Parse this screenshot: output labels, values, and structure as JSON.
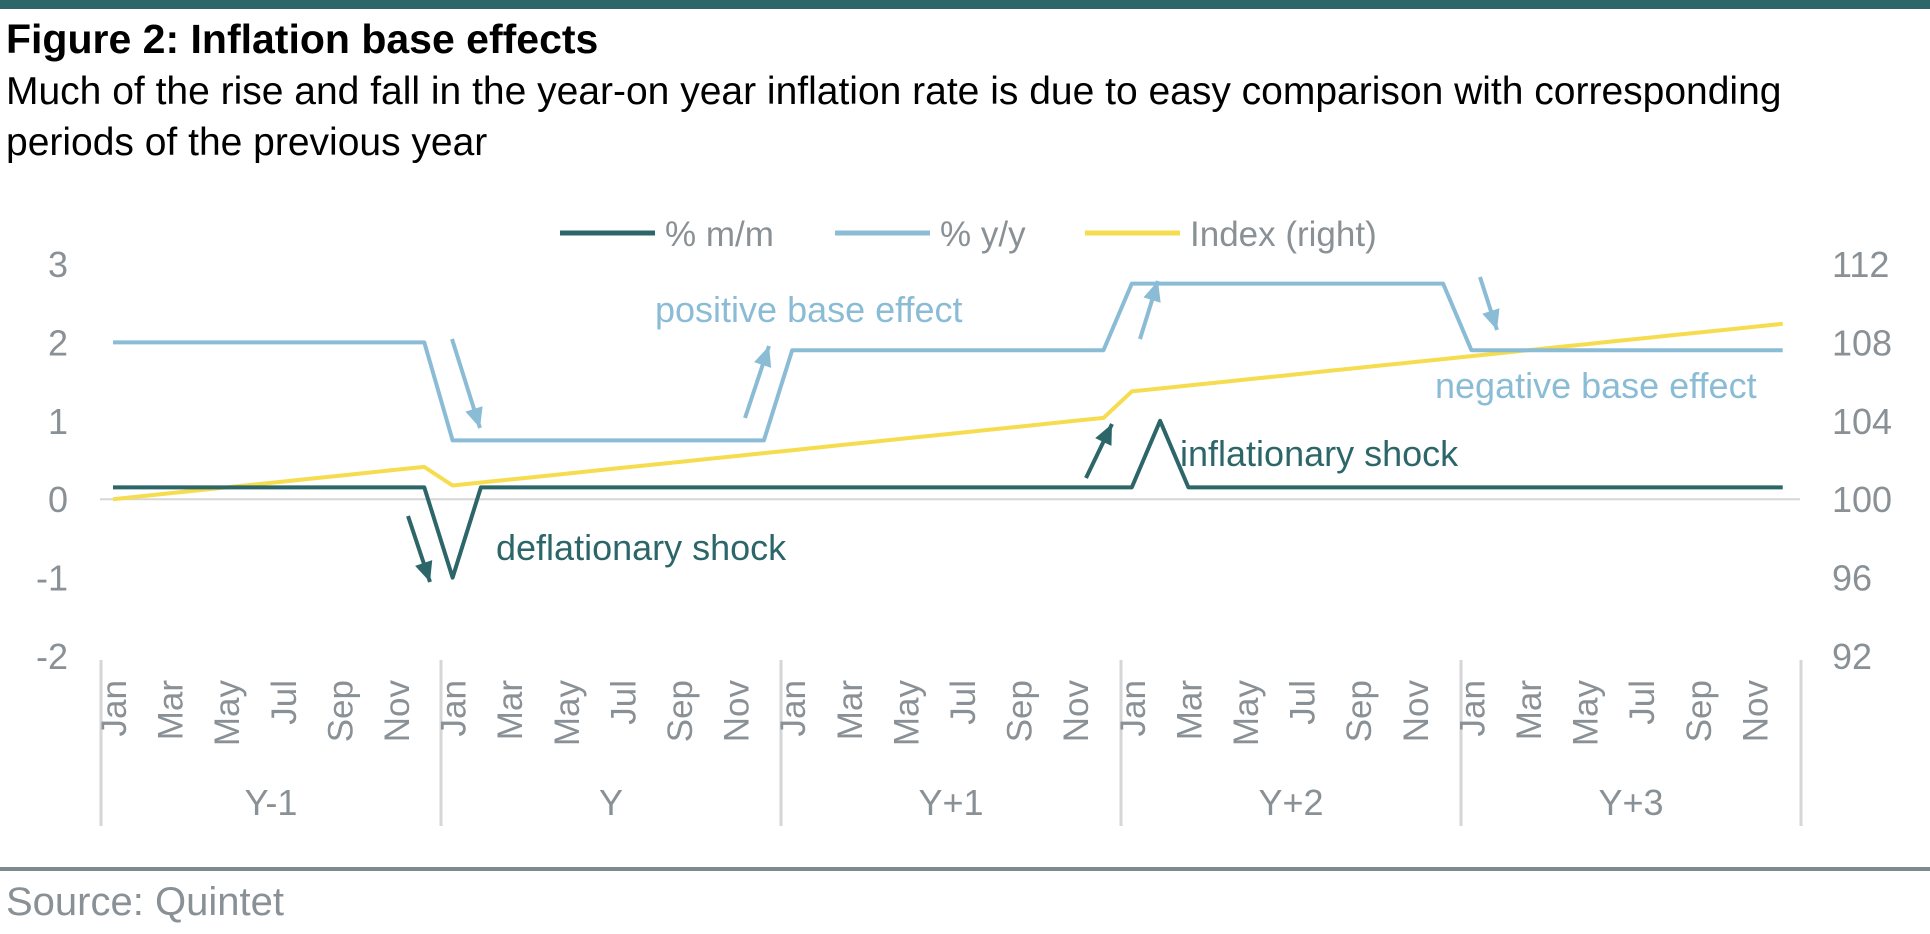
{
  "header": {
    "title": "Figure 2: Inflation base effects",
    "subtitle": "Much of the rise and fall in the year-on year inflation rate is due to easy comparison with corresponding periods of the previous year"
  },
  "footer": {
    "source": "Source: Quintet"
  },
  "colors": {
    "mm": "#2c6669",
    "yy": "#8bbcd6",
    "index": "#f5dd4f",
    "axis_text": "#8a9196",
    "grid": "#d6d6d6"
  },
  "chart_data": {
    "type": "line",
    "title": "Figure 2: Inflation base effects",
    "legend_position": "top-center",
    "grid": false,
    "month_labels": [
      "Jan",
      "Mar",
      "May",
      "Jul",
      "Sep",
      "Nov"
    ],
    "year_groups": [
      "Y-1",
      "Y",
      "Y+1",
      "Y+2",
      "Y+3"
    ],
    "y_left": {
      "ylim": [
        -2,
        3
      ],
      "ticks": [
        "3",
        "2",
        "1",
        "0",
        "-1",
        "-2"
      ]
    },
    "y_right": {
      "ylim": [
        92,
        112
      ],
      "ticks": [
        "112",
        "108",
        "104",
        "100",
        "96",
        "92"
      ]
    },
    "series": [
      {
        "name": "% m/m",
        "axis": "left",
        "color": "#2c6669",
        "values": [
          0.15,
          0.15,
          0.15,
          0.15,
          0.15,
          0.15,
          0.15,
          0.15,
          0.15,
          0.15,
          0.15,
          0.15,
          -1,
          0.15,
          0.15,
          0.15,
          0.15,
          0.15,
          0.15,
          0.15,
          0.15,
          0.15,
          0.15,
          0.15,
          0.15,
          0.15,
          0.15,
          0.15,
          0.15,
          0.15,
          0.15,
          0.15,
          0.15,
          0.15,
          0.15,
          0.15,
          0.15,
          1,
          0.15,
          0.15,
          0.15,
          0.15,
          0.15,
          0.15,
          0.15,
          0.15,
          0.15,
          0.15,
          0.15,
          0.15,
          0.15,
          0.15,
          0.15,
          0.15,
          0.15,
          0.15,
          0.15,
          0.15,
          0.15,
          0.15
        ]
      },
      {
        "name": "% y/y",
        "axis": "left",
        "color": "#8bbcd6",
        "values": [
          2,
          2,
          2,
          2,
          2,
          2,
          2,
          2,
          2,
          2,
          2,
          2,
          0.75,
          0.75,
          0.75,
          0.75,
          0.75,
          0.75,
          0.75,
          0.75,
          0.75,
          0.75,
          0.75,
          0.75,
          1.9,
          1.9,
          1.9,
          1.9,
          1.9,
          1.9,
          1.9,
          1.9,
          1.9,
          1.9,
          1.9,
          1.9,
          2.75,
          2.75,
          2.75,
          2.75,
          2.75,
          2.75,
          2.75,
          2.75,
          2.75,
          2.75,
          2.75,
          2.75,
          1.9,
          1.9,
          1.9,
          1.9,
          1.9,
          1.9,
          1.9,
          1.9,
          1.9,
          1.9,
          1.9,
          1.9
        ]
      },
      {
        "name": "Index (right)",
        "axis": "right",
        "color": "#f5dd4f",
        "values": [
          100,
          100.15,
          100.3,
          100.45,
          100.6,
          100.75,
          100.9,
          101.05,
          101.2,
          101.35,
          101.5,
          101.65,
          100.7,
          100.85,
          101,
          101.15,
          101.3,
          101.45,
          101.6,
          101.75,
          101.9,
          102.05,
          102.2,
          102.35,
          102.5,
          102.65,
          102.8,
          102.95,
          103.1,
          103.25,
          103.4,
          103.55,
          103.7,
          103.85,
          104,
          104.15,
          105.5,
          105.65,
          105.8,
          105.95,
          106.1,
          106.25,
          106.4,
          106.55,
          106.7,
          106.85,
          107,
          107.15,
          107.3,
          107.45,
          107.6,
          107.75,
          107.9,
          108.05,
          108.2,
          108.35,
          108.5,
          108.65,
          108.8,
          108.95
        ]
      }
    ],
    "annotations": [
      {
        "text": "positive base effect",
        "color": "#8bbcd6"
      },
      {
        "text": "negative base effect",
        "color": "#8bbcd6"
      },
      {
        "text": "inflationary shock",
        "color": "#2c6669"
      },
      {
        "text": "deflationary shock",
        "color": "#2c6669"
      }
    ]
  }
}
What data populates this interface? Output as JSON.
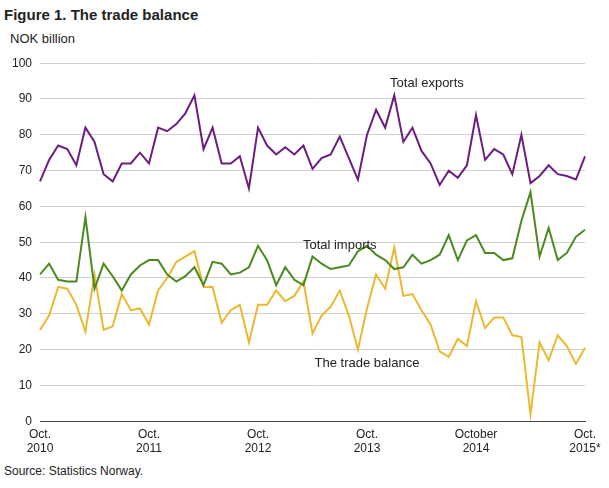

++++++

Short problem: Repeat the material above in full and exactly, omitting the pictures.

Reply:
Parse this screenshot: output labels, values, and structure as JSON.
{
  "header": {
    "title": "Figure 2: Inflation base effects",
    "subtitle": "Much of the rise and fall in the year-on year inflation rate is due to easy comparison with corresponding periods of the previous year"
  },
  "footer": {
    "source": "Source: Quintet"
  },
  "colors": {
    "mm": "#2c6669",
    "yy": "#8bbcd6",
    "index": "#f5dd4f",
    "axis_text": "#8a9196",
    "grid": "#d6d6d6"
  },
  "chart_data": {
    "type": "line",
    "title": "Figure 2: Inflation base effects",
    "legend_position": "top-center",
    "grid": false,
    "month_labels": [
      "Jan",
      "Mar",
      "May",
      "Jul",
      "Sep",
      "Nov"
    ],
    "year_groups": [
      "Y-1",
      "Y",
      "Y+1",
      "Y+2",
      "Y+3"
    ],
    "y_left": {
      "ylim": [
        -2,
        3
      ],
      "ticks": [
        "3",
        "2",
        "1",
        "0",
        "-1",
        "-2"
      ]
    },
    "y_right": {
      "ylim": [
        92,
        112
      ],
      "ticks": [
        "112",
        "108",
        "104",
        "100",
        "96",
        "92"
      ]
    },
    "series": [
      {
        "name": "% m/m",
        "axis": "left",
        "color": "#2c6669",
        "values": [
          0.15,
          0.15,
          0.15,
          0.15,
          0.15,
          0.15,
          0.15,
          0.15,
          0.15,
          0.15,
          0.15,
          0.15,
          -1,
          0.15,
          0.15,
          0.15,
          0.15,
          0.15,
          0.15,
          0.15,
          0.15,
          0.15,
          0.15,
          0.15,
          0.15,
          0.15,
          0.15,
          0.15,
          0.15,
          0.15,
          0.15,
          0.15,
          0.15,
          0.15,
          0.15,
          0.15,
          0.15,
          1,
          0.15,
          0.15,
          0.15,
          0.15,
          0.15,
          0.15,
          0.15,
          0.15,
          0.15,
          0.15,
          0.15,
          0.15,
          0.15,
          0.15,
          0.15,
          0.15,
          0.15,
          0.15,
          0.15,
          0.15,
          0.15,
          0.15
        ]
      },
      {
        "name": "% y/y",
        "axis": "left",
        "color": "#8bbcd6",
        "values": [
          2,
          2,
          2,
          2,
          2,
          2,
          2,
          2,
          2,
          2,
          2,
          2,
          0.75,
          0.75,
          0.75,
          0.75,
          0.75,
          0.75,
          0.75,
          0.75,
          0.75,
          0.75,
          0.75,
          0.75,
          1.9,
          1.9,
          1.9,
          1.9,
          1.9,
          1.9,
          1.9,
          1.9,
          1.9,
          1.9,
          1.9,
          1.9,
          2.75,
          2.75,
          2.75,
          2.75,
          2.75,
          2.75,
          2.75,
          2.75,
          2.75,
          2.75,
          2.75,
          2.75,
          1.9,
          1.9,
          1.9,
          1.9,
          1.9,
          1.9,
          1.9,
          1.9,
          1.9,
          1.9,
          1.9,
          1.9
        ]
      },
      {
        "name": "Index (right)",
        "axis": "right",
        "color": "#f5dd4f",
        "values": [
          100,
          100.15,
          100.3,
          100.45,
          100.6,
          100.75,
          100.9,
          101.05,
          101.2,
          101.35,
          101.5,
          101.65,
          100.7,
          100.85,
          101,
          101.15,
          101.3,
          101.45,
          101.6,
          101.75,
          101.9,
          102.05,
          102.2,
          102.35,
          102.5,
          102.65,
          102.8,
          102.95,
          103.1,
          103.25,
          103.4,
          103.55,
          103.7,
          103.85,
          104,
          104.15,
          105.5,
          105.65,
          105.8,
          105.95,
          106.1,
          106.25,
          106.4,
          106.55,
          106.7,
          106.85,
          107,
          107.15,
          107.3,
          107.45,
          107.6,
          107.75,
          107.9,
          108.05,
          108.2,
          108.35,
          108.5,
          108.65,
          108.8,
          108.95
        ]
      }
    ],
    "annotations": [
      {
        "text": "positive base effect",
        "color": "#8bbcd6"
      },
      {
        "text": "negative base effect",
        "color": "#8bbcd6"
      },
      {
        "text": "inflationary shock",
        "color": "#2c6669"
      },
      {
        "text": "deflationary shock",
        "color": "#2c6669"
      }
    ]
  }
}
What data populates this interface? Output as JSON.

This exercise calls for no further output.